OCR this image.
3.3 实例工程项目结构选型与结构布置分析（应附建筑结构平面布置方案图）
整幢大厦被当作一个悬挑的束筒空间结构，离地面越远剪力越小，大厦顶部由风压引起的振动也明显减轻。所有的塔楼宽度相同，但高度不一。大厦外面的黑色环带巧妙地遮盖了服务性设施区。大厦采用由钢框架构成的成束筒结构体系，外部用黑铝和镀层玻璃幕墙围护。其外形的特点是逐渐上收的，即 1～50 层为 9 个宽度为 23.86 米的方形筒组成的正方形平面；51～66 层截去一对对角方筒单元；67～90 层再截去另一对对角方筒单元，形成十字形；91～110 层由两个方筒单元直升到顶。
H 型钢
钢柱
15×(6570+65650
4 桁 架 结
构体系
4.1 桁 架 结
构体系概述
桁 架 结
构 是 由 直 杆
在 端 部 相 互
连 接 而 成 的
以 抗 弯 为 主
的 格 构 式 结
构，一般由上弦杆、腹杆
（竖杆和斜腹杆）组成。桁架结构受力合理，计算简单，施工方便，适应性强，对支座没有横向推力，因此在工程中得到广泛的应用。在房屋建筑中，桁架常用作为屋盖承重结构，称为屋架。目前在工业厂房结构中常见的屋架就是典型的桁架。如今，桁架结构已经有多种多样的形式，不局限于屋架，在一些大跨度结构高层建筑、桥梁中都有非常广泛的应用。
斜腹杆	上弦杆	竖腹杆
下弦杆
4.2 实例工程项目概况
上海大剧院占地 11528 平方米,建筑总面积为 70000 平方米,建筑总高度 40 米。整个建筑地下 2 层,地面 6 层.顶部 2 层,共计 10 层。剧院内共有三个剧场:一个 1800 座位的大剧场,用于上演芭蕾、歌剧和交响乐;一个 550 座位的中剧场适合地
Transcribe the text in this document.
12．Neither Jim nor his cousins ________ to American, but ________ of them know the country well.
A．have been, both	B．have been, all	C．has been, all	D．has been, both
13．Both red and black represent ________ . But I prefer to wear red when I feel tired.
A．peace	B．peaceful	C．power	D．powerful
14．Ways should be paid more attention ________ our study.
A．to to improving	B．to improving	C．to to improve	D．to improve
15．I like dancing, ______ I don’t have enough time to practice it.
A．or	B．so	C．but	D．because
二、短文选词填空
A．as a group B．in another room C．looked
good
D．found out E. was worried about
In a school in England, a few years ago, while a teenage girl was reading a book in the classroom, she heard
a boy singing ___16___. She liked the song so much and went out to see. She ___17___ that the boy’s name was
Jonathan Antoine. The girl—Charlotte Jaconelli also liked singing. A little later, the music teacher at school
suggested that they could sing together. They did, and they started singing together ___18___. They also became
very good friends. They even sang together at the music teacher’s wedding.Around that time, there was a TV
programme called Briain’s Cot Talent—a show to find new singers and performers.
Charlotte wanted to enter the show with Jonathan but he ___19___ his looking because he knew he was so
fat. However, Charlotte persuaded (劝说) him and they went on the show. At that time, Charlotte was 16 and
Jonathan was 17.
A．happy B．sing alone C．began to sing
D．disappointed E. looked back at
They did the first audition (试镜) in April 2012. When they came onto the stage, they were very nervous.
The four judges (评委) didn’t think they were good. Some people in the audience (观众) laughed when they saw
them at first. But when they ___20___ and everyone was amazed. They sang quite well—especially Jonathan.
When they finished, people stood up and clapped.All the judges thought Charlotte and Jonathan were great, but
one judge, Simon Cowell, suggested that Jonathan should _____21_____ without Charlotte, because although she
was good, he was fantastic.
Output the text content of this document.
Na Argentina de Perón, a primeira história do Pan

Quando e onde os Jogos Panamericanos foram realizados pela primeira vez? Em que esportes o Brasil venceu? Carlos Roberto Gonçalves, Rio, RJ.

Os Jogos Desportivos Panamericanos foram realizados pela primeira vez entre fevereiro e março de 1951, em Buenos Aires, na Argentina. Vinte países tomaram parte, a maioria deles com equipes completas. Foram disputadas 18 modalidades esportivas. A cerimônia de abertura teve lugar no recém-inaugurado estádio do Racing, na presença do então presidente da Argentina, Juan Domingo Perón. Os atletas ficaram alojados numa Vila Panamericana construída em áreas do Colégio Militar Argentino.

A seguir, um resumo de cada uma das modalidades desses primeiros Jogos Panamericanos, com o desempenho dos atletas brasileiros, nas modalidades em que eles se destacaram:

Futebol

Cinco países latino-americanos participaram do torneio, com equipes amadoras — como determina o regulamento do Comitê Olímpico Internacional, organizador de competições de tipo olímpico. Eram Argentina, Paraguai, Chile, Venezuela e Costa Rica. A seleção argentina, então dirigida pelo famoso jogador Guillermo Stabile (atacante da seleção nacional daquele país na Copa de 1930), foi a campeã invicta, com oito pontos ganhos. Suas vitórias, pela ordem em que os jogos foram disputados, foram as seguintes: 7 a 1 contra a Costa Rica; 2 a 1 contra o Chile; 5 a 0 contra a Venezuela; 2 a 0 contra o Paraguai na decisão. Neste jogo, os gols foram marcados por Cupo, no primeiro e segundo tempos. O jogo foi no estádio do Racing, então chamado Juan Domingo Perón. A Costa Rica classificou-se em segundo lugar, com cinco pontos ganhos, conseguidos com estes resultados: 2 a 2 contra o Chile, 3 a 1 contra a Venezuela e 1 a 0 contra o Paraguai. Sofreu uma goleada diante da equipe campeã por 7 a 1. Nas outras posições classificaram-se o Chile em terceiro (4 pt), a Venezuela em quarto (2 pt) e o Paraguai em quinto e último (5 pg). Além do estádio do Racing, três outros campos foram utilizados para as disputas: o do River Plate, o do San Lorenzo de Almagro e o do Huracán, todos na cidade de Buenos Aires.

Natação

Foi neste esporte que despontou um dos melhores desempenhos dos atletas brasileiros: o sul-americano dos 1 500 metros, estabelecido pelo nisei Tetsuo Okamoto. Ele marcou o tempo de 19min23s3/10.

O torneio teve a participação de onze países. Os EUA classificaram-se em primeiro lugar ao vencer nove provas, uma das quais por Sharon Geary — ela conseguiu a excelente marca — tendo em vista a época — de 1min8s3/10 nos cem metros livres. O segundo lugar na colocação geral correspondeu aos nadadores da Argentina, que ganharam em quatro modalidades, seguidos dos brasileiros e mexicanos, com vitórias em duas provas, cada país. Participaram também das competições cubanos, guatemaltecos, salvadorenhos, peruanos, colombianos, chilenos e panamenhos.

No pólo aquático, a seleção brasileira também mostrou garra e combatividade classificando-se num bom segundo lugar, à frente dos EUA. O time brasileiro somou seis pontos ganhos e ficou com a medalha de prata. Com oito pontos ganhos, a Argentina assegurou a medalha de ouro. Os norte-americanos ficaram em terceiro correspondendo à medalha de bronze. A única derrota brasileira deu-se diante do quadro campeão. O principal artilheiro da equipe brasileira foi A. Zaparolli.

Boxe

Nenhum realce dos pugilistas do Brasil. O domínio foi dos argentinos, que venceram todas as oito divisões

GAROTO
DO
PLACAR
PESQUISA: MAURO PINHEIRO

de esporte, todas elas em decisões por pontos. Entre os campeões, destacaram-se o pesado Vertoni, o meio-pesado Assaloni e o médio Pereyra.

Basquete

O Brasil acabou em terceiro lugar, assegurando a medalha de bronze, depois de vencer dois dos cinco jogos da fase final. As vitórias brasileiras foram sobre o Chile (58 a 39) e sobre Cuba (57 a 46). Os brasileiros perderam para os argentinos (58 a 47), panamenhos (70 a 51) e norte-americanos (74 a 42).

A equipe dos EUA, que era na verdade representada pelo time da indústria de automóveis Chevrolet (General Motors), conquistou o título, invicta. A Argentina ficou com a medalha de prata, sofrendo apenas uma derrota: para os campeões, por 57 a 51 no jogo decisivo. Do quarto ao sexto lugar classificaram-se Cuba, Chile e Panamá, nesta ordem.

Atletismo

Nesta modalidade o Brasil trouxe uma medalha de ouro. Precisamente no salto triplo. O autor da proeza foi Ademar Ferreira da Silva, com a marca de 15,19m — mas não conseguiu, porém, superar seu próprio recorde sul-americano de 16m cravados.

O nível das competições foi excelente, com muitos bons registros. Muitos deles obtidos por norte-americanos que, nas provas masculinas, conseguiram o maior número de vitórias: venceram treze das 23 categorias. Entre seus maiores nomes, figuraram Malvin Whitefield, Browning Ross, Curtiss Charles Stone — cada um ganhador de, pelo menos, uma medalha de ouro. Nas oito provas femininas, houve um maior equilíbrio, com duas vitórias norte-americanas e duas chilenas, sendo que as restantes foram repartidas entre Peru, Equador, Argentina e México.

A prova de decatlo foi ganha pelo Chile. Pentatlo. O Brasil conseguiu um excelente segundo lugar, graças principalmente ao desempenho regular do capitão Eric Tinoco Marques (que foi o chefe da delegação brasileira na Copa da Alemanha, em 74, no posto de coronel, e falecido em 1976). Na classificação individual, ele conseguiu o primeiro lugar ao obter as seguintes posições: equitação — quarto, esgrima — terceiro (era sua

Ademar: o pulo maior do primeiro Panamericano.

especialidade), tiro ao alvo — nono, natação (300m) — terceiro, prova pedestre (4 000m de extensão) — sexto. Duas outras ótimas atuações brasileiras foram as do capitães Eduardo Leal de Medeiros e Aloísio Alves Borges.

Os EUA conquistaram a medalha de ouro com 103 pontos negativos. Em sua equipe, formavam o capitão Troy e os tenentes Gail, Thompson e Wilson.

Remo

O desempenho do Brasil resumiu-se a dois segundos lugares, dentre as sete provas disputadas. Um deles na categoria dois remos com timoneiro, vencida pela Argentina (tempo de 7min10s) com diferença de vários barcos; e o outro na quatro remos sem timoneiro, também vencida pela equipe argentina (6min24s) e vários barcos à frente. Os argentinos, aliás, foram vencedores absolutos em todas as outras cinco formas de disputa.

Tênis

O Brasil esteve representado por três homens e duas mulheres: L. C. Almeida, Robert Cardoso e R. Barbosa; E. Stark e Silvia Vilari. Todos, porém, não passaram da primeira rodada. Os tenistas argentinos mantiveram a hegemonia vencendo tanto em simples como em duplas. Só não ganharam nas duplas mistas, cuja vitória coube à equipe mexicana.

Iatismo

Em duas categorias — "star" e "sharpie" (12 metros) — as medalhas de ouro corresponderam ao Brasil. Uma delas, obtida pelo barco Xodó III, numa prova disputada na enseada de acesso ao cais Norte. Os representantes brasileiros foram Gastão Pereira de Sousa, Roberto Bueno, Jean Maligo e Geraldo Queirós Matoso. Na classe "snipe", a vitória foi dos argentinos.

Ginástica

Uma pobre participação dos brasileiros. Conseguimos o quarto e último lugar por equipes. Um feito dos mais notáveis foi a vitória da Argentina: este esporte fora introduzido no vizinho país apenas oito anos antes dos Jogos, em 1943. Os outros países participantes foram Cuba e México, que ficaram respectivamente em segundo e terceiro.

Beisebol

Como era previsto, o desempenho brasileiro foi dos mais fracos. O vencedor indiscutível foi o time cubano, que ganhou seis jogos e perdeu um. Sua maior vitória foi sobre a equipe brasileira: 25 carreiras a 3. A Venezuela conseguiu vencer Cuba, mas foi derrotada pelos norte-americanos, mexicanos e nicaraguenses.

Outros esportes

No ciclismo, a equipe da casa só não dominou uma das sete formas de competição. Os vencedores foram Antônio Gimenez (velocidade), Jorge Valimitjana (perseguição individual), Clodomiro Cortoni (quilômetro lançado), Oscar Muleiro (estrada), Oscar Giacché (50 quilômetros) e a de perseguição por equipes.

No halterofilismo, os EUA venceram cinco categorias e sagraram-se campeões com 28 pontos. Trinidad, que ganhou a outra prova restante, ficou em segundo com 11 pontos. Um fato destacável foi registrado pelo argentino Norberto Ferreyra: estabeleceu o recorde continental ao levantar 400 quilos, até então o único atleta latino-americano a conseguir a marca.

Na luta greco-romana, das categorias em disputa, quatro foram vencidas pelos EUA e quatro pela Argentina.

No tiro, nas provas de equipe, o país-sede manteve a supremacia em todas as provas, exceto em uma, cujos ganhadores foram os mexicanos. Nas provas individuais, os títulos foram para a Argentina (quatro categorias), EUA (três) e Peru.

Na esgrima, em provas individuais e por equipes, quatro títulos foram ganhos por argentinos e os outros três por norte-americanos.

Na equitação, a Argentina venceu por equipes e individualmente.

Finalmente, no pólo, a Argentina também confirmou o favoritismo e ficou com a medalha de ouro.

◆ ◆ ◆ ◆ ◆ ◆ ◆

(AIM OF THE TASK)
Your answer should be a single number: the count of lines in these records that hold the string "frente".

(TASK ANSWER)
2